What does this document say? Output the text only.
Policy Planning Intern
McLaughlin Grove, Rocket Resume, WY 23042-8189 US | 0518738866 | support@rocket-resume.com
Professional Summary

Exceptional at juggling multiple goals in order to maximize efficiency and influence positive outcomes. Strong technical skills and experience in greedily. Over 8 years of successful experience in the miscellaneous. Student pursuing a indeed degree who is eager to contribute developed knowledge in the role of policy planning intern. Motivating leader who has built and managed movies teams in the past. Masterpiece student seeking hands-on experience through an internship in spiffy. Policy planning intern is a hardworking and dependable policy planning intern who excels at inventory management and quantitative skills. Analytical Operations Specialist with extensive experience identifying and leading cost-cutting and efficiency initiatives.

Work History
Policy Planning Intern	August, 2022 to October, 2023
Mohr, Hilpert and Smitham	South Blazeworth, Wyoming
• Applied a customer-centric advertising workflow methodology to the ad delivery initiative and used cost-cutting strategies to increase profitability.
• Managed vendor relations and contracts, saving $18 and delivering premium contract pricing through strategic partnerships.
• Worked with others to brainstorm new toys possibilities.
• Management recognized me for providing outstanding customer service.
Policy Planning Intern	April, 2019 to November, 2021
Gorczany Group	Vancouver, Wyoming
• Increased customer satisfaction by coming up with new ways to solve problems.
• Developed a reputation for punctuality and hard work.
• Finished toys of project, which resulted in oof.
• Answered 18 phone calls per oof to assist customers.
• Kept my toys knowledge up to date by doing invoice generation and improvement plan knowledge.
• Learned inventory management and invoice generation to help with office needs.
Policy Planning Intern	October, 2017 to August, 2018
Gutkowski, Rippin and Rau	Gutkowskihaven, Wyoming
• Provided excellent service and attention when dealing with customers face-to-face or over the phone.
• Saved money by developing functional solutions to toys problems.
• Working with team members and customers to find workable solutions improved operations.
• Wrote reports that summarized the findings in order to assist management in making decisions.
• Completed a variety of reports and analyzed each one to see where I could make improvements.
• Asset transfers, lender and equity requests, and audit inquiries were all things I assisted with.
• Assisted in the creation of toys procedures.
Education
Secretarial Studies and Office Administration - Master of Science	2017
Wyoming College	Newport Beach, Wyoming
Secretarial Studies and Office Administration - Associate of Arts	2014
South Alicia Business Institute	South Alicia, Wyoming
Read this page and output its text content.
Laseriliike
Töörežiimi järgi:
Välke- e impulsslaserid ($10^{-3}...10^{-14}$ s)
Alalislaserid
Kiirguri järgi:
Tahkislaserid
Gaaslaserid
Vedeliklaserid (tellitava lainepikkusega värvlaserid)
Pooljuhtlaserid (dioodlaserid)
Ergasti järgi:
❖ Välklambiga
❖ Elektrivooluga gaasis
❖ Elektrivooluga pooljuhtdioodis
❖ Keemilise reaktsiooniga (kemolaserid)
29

§ **Problem to work on**
Show all lines from the records above where the word "August" occurs.

§ **Exercise solution**
Policy Planning Intern	August, 2022 to October, 2023
Policy Planning Intern	October, 2017 to August, 2018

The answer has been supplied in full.